[Dataset rows about figures]
§

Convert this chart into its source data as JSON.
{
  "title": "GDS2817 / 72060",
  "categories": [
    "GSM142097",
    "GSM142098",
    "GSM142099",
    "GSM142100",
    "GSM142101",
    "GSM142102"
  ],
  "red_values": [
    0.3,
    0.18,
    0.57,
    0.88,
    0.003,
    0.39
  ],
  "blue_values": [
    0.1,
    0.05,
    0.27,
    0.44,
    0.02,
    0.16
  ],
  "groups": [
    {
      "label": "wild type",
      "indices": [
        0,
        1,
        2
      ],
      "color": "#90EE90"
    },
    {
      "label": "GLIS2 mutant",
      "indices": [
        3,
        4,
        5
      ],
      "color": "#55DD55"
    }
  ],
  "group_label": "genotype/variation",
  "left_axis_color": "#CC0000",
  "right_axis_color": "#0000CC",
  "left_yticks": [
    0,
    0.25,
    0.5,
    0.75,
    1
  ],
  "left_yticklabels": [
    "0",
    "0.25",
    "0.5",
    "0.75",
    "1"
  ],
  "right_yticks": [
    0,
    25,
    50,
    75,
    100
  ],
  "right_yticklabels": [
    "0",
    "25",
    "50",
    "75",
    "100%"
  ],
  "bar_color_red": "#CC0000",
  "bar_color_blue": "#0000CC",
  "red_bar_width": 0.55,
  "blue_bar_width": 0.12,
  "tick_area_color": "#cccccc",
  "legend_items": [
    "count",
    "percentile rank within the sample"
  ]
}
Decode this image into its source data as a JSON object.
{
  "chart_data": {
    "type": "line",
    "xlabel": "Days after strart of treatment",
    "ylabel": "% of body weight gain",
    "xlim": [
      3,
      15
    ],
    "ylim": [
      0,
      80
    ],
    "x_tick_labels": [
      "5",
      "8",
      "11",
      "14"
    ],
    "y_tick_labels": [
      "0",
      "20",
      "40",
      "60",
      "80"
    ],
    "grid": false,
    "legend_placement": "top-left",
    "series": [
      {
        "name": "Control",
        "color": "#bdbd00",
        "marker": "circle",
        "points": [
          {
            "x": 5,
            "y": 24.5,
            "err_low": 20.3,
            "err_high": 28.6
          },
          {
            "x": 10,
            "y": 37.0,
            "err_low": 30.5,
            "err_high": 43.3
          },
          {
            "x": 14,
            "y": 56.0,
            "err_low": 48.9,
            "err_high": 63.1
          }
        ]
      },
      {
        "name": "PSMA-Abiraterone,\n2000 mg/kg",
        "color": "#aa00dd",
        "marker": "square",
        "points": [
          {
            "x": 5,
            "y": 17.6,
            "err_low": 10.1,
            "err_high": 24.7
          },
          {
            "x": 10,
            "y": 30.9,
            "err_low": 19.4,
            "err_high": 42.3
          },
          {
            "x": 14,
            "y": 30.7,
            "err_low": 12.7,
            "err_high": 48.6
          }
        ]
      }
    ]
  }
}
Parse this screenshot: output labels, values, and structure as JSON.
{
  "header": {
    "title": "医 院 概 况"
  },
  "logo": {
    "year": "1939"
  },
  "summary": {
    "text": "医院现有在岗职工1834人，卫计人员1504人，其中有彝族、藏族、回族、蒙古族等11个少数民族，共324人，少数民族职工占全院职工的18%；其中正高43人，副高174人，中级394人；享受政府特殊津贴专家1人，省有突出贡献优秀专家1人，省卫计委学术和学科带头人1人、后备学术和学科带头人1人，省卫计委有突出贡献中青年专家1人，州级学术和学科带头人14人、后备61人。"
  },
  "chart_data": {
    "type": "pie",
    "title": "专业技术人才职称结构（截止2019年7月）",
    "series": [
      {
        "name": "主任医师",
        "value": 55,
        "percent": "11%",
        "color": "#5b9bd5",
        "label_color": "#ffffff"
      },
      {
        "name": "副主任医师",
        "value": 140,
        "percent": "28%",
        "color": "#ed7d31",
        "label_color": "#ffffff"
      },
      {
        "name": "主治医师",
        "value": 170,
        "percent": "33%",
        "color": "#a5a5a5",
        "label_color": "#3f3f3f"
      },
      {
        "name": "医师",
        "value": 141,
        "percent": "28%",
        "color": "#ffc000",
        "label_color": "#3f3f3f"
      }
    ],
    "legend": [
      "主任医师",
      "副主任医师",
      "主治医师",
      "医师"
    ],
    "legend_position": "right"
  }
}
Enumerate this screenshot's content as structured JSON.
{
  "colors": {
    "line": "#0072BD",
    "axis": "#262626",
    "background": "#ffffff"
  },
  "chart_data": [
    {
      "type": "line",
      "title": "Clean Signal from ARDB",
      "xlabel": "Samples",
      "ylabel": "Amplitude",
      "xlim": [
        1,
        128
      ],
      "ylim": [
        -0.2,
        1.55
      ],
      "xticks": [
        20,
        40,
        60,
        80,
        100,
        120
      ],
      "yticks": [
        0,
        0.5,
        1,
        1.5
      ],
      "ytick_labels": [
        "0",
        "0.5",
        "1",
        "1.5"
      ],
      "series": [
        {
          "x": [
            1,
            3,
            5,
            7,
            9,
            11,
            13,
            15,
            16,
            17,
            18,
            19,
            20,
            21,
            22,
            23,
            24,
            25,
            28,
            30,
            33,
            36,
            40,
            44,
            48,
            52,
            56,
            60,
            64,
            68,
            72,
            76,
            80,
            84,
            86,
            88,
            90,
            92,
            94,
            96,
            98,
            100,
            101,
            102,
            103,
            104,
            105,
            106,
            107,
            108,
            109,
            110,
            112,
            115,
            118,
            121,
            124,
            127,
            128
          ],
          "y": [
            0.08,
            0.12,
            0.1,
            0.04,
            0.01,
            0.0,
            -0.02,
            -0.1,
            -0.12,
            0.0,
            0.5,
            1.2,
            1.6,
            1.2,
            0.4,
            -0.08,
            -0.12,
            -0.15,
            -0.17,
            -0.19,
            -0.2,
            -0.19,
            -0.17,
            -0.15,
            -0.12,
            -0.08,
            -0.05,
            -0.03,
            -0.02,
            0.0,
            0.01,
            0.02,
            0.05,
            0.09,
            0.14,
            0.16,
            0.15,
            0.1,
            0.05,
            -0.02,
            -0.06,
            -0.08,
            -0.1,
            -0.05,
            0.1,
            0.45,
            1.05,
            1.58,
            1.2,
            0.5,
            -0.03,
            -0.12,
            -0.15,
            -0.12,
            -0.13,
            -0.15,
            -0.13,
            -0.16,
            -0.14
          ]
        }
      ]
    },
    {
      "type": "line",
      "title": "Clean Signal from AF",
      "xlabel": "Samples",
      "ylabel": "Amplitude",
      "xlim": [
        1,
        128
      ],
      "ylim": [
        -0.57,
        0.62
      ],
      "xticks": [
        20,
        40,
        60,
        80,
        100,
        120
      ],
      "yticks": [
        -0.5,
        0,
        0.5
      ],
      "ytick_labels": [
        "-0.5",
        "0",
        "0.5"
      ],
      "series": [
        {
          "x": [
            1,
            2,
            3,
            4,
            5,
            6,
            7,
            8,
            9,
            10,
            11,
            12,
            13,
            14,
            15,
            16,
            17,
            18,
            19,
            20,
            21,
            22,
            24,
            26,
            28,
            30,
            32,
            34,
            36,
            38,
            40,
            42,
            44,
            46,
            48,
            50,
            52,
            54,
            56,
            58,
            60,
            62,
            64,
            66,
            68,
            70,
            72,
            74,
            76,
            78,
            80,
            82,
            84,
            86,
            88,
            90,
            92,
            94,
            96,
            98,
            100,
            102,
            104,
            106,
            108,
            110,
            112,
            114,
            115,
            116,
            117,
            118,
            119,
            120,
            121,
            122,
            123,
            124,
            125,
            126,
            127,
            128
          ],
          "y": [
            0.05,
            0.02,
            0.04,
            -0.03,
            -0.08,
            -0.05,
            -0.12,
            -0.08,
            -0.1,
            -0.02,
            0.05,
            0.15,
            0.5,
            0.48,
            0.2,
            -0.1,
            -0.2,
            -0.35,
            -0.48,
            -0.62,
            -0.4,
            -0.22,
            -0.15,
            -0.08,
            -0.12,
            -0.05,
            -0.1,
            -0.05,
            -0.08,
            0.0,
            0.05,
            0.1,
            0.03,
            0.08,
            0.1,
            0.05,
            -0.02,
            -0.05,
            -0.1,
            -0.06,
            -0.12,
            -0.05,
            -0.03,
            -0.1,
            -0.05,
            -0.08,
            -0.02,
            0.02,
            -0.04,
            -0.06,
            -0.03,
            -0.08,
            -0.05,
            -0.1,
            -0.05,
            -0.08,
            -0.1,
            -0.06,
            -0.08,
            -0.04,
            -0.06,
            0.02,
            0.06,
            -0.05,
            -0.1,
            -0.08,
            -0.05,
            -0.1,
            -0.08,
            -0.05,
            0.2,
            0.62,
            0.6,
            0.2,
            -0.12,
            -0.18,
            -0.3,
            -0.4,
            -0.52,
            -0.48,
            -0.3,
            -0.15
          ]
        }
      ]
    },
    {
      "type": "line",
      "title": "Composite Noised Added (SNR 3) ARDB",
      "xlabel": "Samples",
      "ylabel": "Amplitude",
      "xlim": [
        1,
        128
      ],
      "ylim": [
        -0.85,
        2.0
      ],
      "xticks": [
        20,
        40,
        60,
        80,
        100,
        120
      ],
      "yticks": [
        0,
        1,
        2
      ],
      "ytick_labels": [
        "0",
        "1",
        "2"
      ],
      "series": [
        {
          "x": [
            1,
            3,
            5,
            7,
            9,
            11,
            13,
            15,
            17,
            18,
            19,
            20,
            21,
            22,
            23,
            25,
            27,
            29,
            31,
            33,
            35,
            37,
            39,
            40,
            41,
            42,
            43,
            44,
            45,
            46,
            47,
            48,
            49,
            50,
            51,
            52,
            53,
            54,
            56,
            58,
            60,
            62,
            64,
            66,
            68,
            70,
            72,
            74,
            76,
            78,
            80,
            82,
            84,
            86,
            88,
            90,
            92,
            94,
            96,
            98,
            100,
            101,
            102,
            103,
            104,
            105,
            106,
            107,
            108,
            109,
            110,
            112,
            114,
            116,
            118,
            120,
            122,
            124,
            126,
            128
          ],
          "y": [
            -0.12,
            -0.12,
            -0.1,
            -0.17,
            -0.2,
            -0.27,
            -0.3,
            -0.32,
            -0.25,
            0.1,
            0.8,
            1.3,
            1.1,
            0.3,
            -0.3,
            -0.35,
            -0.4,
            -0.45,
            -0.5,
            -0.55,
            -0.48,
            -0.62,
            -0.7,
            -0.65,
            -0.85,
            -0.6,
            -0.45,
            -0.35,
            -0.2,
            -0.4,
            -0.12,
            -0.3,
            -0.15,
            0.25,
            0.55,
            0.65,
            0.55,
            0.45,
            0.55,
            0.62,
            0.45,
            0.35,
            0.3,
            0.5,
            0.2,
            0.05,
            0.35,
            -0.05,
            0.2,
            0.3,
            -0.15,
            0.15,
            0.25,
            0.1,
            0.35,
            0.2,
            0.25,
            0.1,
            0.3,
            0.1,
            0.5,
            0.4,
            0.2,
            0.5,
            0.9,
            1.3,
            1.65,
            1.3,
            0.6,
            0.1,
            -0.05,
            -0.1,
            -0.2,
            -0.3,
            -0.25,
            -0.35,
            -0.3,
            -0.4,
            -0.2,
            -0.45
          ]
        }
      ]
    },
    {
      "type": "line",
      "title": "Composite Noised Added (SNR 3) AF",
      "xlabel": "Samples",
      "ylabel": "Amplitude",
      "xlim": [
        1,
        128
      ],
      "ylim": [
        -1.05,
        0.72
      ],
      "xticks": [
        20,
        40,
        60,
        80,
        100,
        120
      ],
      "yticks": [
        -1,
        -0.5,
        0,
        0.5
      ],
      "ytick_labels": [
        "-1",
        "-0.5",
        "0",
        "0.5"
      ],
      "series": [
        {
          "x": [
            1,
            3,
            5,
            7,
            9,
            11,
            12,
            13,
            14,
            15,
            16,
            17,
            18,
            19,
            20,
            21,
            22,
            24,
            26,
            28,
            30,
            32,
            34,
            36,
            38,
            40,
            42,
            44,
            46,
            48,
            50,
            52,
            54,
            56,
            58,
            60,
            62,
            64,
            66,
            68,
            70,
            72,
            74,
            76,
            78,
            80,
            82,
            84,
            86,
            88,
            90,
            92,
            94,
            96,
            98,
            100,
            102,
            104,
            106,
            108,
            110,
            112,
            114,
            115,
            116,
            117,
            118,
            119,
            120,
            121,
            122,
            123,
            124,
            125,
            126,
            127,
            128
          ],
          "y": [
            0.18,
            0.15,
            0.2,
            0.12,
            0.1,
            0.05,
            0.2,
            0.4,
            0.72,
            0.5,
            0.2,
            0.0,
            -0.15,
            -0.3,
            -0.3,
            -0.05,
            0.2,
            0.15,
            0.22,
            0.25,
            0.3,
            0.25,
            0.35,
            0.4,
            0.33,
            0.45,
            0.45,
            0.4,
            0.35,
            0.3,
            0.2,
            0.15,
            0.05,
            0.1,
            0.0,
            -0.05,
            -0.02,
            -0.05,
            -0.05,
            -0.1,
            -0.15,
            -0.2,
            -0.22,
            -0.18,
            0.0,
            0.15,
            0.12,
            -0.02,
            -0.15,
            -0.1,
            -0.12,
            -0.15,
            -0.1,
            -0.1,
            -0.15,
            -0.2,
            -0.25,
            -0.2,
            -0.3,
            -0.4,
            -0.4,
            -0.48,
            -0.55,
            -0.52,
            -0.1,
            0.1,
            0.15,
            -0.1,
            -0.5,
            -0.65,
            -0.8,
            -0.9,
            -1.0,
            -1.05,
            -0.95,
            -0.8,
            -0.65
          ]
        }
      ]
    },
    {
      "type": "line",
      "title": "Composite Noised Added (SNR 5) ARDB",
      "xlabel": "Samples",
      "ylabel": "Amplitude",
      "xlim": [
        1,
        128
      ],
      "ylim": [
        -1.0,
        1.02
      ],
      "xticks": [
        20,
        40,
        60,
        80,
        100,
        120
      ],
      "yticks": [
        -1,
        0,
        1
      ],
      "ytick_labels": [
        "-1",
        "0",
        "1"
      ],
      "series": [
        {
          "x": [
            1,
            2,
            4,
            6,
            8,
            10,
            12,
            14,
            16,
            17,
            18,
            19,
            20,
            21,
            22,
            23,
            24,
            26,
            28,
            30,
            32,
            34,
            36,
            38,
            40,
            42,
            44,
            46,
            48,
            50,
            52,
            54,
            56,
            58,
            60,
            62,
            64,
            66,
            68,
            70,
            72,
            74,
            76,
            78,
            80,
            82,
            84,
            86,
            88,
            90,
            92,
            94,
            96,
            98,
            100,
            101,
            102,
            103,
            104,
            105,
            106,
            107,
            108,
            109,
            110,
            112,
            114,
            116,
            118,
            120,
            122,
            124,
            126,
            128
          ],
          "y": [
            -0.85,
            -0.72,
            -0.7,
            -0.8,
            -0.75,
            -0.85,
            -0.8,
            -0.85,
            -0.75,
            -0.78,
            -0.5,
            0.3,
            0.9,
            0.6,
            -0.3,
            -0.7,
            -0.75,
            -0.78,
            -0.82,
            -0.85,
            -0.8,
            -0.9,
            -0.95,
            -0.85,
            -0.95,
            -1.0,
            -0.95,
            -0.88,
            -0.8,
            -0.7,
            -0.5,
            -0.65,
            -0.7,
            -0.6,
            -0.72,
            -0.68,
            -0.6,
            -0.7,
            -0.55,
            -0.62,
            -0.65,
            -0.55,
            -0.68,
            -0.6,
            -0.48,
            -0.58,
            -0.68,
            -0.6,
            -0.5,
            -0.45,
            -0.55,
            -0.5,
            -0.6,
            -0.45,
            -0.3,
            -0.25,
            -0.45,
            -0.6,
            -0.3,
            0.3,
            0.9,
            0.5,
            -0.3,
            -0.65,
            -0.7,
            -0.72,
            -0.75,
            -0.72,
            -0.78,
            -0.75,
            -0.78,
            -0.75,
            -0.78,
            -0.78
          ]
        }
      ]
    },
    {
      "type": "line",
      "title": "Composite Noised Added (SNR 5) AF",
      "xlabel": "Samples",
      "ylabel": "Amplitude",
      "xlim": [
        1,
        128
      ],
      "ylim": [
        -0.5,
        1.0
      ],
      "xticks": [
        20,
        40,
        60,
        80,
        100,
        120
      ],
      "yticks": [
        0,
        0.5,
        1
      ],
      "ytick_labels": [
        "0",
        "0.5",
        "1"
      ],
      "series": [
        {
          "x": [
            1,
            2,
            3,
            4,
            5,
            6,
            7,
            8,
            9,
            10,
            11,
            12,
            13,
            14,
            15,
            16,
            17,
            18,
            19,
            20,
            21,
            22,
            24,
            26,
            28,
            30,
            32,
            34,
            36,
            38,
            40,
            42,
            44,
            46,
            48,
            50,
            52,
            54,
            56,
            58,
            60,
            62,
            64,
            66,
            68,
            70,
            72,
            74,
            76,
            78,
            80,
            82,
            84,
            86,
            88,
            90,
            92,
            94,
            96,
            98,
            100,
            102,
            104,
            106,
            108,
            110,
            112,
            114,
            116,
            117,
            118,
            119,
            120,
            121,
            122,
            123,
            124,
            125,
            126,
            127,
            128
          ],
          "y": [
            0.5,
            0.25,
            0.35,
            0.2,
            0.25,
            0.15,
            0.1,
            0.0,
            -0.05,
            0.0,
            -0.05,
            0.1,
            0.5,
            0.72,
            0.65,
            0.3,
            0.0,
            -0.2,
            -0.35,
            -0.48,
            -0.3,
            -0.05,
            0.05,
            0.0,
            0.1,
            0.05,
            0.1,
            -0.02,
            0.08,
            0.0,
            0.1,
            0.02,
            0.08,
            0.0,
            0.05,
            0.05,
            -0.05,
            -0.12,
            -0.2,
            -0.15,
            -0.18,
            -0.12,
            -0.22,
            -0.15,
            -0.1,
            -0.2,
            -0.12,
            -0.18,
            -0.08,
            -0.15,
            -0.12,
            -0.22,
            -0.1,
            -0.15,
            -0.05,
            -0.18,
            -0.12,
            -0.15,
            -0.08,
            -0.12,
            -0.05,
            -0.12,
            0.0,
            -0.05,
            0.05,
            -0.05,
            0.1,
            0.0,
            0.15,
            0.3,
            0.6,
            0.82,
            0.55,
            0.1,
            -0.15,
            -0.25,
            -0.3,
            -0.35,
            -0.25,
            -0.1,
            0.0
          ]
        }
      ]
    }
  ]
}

§

### Job
Read the entries and pick out all lines that include the word "screenshot".

### Answer for this exercise
Parse this screenshot: output labels, values, and structure as JSON.
Enumerate this screenshot's content as structured JSON.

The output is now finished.